Records to use:
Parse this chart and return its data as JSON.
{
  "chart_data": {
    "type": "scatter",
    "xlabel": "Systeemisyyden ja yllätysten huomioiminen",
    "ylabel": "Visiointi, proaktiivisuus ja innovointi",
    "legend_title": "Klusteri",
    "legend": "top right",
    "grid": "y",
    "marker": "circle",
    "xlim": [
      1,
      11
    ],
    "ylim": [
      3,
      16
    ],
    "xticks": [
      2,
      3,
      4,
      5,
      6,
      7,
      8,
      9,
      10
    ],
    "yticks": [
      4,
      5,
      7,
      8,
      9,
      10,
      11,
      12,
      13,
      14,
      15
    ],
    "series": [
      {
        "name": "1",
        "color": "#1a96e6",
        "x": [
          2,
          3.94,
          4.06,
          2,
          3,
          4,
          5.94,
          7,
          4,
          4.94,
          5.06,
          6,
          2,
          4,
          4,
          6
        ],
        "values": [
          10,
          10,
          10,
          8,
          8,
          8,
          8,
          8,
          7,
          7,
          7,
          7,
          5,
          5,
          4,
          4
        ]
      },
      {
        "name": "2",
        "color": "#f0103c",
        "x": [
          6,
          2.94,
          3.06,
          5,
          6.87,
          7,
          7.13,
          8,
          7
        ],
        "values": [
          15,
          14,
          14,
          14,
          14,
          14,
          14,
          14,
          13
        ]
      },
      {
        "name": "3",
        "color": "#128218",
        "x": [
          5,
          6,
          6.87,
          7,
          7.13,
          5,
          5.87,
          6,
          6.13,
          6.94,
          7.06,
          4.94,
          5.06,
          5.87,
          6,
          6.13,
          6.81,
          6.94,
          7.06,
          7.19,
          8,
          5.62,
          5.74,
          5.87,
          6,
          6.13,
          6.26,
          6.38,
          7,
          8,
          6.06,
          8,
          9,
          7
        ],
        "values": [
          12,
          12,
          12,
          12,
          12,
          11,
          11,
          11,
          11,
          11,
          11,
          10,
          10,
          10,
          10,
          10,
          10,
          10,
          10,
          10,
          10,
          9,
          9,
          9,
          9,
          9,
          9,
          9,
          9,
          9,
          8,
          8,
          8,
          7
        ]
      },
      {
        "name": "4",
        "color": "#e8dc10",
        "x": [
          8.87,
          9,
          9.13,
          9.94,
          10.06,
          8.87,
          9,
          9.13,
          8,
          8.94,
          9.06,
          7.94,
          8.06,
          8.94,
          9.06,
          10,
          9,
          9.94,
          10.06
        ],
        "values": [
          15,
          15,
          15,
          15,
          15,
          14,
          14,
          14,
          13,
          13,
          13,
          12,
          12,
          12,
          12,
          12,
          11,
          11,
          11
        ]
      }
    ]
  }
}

---

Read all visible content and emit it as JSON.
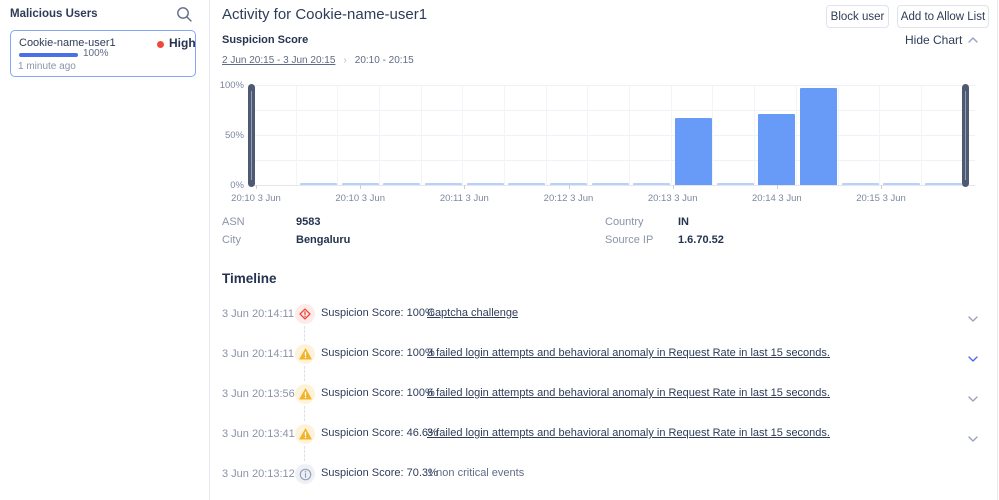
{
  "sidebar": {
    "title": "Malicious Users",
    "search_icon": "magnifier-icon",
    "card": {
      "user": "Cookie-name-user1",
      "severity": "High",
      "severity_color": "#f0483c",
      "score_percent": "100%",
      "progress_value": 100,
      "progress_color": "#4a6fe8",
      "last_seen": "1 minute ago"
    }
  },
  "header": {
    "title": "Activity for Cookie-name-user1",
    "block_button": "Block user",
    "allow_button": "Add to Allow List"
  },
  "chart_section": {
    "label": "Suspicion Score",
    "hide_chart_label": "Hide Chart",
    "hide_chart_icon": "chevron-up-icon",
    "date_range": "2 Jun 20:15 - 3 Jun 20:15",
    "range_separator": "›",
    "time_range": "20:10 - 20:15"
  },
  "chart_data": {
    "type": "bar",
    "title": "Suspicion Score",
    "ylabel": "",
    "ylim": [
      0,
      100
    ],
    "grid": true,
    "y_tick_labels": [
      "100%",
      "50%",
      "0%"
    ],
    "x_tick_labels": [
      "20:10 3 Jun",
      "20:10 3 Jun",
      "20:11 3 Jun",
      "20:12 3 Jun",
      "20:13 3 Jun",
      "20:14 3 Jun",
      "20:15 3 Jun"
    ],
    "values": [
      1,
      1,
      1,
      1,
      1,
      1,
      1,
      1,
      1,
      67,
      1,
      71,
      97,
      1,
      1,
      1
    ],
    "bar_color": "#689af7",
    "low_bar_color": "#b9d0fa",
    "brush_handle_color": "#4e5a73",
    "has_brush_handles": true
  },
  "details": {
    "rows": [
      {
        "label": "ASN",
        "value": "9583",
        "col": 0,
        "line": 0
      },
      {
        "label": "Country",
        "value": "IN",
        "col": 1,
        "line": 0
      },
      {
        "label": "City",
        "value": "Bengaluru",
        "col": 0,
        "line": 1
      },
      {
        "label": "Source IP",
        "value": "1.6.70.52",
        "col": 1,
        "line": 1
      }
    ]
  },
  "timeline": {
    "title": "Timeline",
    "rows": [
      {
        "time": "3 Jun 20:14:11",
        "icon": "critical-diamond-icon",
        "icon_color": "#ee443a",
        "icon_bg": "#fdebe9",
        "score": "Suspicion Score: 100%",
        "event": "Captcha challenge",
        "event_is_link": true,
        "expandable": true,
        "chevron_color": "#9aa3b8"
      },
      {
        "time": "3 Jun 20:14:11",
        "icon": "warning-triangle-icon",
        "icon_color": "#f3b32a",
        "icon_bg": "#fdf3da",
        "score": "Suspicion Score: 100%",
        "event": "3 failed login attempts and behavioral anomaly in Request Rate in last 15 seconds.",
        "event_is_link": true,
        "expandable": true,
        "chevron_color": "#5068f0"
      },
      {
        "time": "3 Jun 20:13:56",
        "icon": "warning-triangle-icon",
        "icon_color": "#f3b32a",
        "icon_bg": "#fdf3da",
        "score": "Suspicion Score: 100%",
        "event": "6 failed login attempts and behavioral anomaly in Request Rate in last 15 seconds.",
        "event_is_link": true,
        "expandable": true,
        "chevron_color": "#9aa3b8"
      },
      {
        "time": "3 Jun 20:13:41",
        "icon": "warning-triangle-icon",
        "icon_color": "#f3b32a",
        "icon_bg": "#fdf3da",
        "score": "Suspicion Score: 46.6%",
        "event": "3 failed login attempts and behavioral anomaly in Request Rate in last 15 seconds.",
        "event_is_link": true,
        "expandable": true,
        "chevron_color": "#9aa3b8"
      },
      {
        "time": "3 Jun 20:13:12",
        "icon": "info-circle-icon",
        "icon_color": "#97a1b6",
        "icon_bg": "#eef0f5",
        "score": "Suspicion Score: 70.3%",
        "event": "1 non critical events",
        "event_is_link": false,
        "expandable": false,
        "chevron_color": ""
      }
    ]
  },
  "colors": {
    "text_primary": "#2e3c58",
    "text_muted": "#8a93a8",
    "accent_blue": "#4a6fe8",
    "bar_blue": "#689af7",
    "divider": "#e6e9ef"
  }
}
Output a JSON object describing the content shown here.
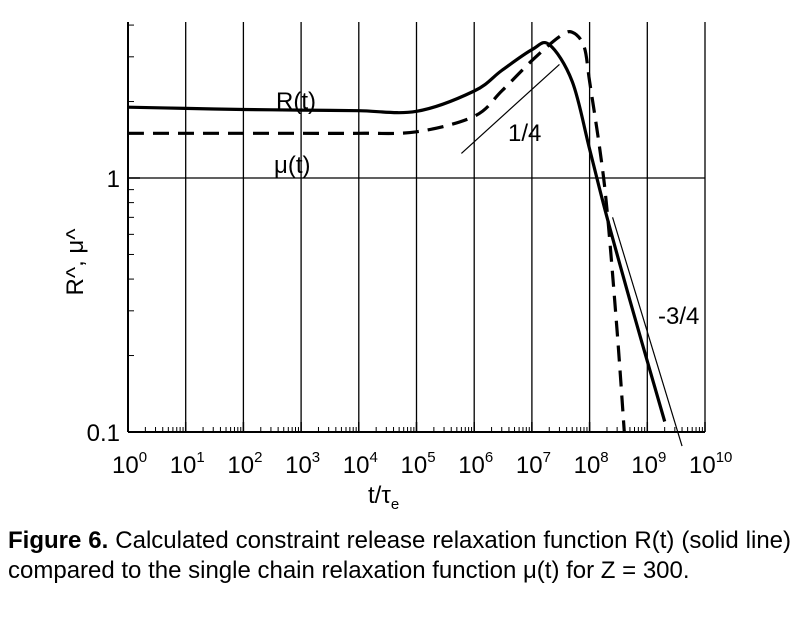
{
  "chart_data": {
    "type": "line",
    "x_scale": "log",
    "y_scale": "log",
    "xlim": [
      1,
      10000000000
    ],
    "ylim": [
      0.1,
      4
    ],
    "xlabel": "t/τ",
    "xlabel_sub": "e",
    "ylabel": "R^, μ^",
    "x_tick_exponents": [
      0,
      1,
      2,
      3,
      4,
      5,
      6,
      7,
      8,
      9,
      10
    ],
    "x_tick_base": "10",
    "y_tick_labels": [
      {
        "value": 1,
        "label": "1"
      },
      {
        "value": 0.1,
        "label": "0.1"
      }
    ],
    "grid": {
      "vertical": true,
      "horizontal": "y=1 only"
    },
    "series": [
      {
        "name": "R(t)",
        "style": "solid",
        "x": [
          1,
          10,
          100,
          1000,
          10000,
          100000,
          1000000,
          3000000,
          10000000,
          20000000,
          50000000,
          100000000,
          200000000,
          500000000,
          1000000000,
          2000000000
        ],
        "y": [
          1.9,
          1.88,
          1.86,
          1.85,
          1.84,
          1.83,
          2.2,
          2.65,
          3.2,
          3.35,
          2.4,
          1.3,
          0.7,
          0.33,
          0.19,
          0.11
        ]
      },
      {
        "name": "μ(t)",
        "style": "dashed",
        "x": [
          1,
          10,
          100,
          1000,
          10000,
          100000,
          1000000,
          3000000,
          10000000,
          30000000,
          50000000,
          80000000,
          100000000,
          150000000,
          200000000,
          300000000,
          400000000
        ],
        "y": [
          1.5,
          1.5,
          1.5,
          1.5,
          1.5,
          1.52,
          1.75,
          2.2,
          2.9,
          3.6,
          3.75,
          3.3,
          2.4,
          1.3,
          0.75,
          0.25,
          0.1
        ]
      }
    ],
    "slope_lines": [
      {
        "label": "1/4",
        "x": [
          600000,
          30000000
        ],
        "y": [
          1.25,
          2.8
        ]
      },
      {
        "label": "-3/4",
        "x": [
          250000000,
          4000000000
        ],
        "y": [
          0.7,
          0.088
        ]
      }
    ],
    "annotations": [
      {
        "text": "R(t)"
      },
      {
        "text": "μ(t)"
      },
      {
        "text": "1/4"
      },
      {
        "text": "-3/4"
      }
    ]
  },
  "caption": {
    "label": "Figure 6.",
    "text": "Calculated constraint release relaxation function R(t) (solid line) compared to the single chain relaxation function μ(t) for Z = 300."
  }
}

Objective:
In the listing, find every line containing the word "Suspicion" and list it.

Completed task:
    "label": "Suspicion Score",
    "title": "Suspicion Score",
        "score": "Suspicion Score: 100%",
        "score": "Suspicion Score: 100%",
        "score": "Suspicion Score: 100%",
        "score": "Suspicion Score: 46.6%",
        "score": "Suspicion Score: 70.3%",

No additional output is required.